What is required ::
Each line that follows should be printed again exactly as it stands.

Data entries ::
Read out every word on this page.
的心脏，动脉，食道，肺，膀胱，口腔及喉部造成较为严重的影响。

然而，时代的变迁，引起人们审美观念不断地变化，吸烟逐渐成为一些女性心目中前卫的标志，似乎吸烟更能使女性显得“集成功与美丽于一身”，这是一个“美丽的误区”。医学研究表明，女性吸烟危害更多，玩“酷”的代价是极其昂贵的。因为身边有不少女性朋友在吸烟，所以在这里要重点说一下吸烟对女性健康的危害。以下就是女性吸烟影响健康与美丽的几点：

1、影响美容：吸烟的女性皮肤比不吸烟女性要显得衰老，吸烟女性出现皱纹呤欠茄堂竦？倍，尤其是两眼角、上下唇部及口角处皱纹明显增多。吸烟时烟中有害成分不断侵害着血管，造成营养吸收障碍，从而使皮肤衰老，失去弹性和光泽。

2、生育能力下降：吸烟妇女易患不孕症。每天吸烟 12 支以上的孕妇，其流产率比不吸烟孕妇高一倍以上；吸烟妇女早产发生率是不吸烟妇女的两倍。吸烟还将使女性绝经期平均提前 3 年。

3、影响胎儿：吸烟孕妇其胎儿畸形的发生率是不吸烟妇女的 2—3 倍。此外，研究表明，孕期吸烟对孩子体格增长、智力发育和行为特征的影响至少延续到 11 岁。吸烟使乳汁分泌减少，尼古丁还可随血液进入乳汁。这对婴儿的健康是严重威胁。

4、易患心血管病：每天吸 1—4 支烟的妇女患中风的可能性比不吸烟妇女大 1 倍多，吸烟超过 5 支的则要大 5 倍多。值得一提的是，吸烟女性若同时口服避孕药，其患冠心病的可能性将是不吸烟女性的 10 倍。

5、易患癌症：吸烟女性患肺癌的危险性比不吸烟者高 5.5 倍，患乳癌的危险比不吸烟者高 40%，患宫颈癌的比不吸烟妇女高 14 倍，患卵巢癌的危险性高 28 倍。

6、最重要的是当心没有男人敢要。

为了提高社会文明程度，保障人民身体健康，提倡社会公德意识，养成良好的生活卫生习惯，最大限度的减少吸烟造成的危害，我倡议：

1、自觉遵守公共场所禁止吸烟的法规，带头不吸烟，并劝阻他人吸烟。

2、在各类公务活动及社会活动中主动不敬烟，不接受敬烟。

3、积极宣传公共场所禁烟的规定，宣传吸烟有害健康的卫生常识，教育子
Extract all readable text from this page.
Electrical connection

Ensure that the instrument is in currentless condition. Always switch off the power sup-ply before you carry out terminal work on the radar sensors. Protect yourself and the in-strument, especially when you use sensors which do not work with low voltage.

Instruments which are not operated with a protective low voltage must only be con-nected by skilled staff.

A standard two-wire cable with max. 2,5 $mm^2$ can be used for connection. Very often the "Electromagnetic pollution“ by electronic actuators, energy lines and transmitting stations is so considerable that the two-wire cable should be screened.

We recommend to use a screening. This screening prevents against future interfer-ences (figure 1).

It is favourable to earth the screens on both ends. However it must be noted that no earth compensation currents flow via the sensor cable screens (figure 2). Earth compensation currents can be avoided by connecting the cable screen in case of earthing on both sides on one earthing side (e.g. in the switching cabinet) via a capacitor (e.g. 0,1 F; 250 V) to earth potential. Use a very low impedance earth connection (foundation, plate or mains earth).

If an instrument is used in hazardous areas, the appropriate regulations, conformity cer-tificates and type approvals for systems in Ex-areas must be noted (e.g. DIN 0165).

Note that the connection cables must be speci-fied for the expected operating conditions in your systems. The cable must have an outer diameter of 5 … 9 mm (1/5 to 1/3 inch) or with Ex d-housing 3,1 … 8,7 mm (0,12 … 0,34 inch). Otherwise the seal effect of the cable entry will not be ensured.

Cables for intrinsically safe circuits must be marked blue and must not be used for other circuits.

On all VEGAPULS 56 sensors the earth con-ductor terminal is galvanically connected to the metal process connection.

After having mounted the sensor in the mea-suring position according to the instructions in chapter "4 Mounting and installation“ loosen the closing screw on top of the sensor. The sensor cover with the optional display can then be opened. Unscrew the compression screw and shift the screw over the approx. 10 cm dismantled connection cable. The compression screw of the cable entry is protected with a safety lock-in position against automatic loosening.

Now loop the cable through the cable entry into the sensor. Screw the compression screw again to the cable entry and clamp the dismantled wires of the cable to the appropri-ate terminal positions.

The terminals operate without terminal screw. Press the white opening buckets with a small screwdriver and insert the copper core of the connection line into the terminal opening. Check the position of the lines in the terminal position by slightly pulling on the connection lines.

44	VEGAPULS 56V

Exercise response ::
Read out every word on this page.
的心脏，动脉，食道，肺，膀胱，口腔及喉部造成较为严重的影响。

然而，时代的变迁，引起人们审美观念不断地变化，吸烟逐渐成为一些女性心目中前卫的标志，似乎吸烟更能使女性显得“集成功与美丽于一身”，这是一个“美丽的误区”。医学研究表明，女性吸烟危害更多，玩“酷”的代价是极其昂贵的。因为身边有不少女性朋友在吸烟，所以在这里要重点说一下吸烟对女性健康的危害。以下就是女性吸烟影响健康与美丽的几点：

1、影响美容：吸烟的女性皮肤比不吸烟女性要显得衰老，吸烟女性出现皱纹呤欠茄堂竦？倍，尤其是两眼角、上下唇部及口角处皱纹明显增多。吸烟时烟中有害成分不断侵害着血管，造成营养吸收障碍，从而使皮肤衰老，失去弹性和光泽。

2、生育能力下降：吸烟妇女易患不孕症。每天吸烟 12 支以上的孕妇，其流产率比不吸烟孕妇高一倍以上；吸烟妇女早产发生率是不吸烟妇女的两倍。吸烟还将使女性绝经期平均提前 3 年。

3、影响胎儿：吸烟孕妇其胎儿畸形的发生率是不吸烟妇女的 2—3 倍。此外，研究表明，孕期吸烟对孩子体格增长、智力发育和行为特征的影响至少延续到 11 岁。吸烟使乳汁分泌减少，尼古丁还可随血液进入乳汁。这对婴儿的健康是严重威胁。

4、易患心血管病：每天吸 1—4 支烟的妇女患中风的可能性比不吸烟妇女大 1 倍多，吸烟超过 5 支的则要大 5 倍多。值得一提的是，吸烟女性若同时口服避孕药，其患冠心病的可能性将是不吸烟女性的 10 倍。

5、易患癌症：吸烟女性患肺癌的危险性比不吸烟者高 5.5 倍，患乳癌的危险比不吸烟者高 40%，患宫颈癌的比不吸烟妇女高 14 倍，患卵巢癌的危险性高 28 倍。

6、最重要的是当心没有男人敢要。

为了提高社会文明程度，保障人民身体健康，提倡社会公德意识，养成良好的生活卫生习惯，最大限度的减少吸烟造成的危害，我倡议：

1、自觉遵守公共场所禁止吸烟的法规，带头不吸烟，并劝阻他人吸烟。

2、在各类公务活动及社会活动中主动不敬烟，不接受敬烟。

3、积极宣传公共场所禁烟的规定，宣传吸烟有害健康的卫生常识，教育子
Extract all readable text from this page.
Electrical connection

Ensure that the instrument is in currentless condition. Always switch off the power sup-ply before you carry out terminal work on the radar sensors. Protect yourself and the in-strument, especially when you use sensors which do not work with low voltage.

Instruments which are not operated with a protective low voltage must only be con-nected by skilled staff.

A standard two-wire cable with max. 2,5 $mm^2$ can be used for connection. Very often the "Electromagnetic pollution“ by electronic actuators, energy lines and transmitting stations is so considerable that the two-wire cable should be screened.

We recommend to use a screening. This screening prevents against future interfer-ences (figure 1).

It is favourable to earth the screens on both ends. However it must be noted that no earth compensation currents flow via the sensor cable screens (figure 2). Earth compensation currents can be avoided by connecting the cable screen in case of earthing on both sides on one earthing side (e.g. in the switching cabinet) via a capacitor (e.g. 0,1 F; 250 V) to earth potential. Use a very low impedance earth connection (foundation, plate or mains earth).

If an instrument is used in hazardous areas, the appropriate regulations, conformity cer-tificates and type approvals for systems in Ex-areas must be noted (e.g. DIN 0165).

Note that the connection cables must be speci-fied for the expected operating conditions in your systems. The cable must have an outer diameter of 5 … 9 mm (1/5 to 1/3 inch) or with Ex d-housing 3,1 … 8,7 mm (0,12 … 0,34 inch). Otherwise the seal effect of the cable entry will not be ensured.

Cables for intrinsically safe circuits must be marked blue and must not be used for other circuits.

On all VEGAPULS 56 sensors the earth con-ductor terminal is galvanically connected to the metal process connection.

After having mounted the sensor in the mea-suring position according to the instructions in chapter "4 Mounting and installation“ loosen the closing screw on top of the sensor. The sensor cover with the optional display can then be opened. Unscrew the compression screw and shift the screw over the approx. 10 cm dismantled connection cable. The compression screw of the cable entry is protected with a safety lock-in position against automatic loosening.

Now loop the cable through the cable entry into the sensor. Screw the compression screw again to the cable entry and clamp the dismantled wires of the cable to the appropri-ate terminal positions.

The terminals operate without terminal screw. Press the white opening buckets with a small screwdriver and insert the copper core of the connection line into the terminal opening. Check the position of the lines in the terminal position by slightly pulling on the connection lines.

44	VEGAPULS 56V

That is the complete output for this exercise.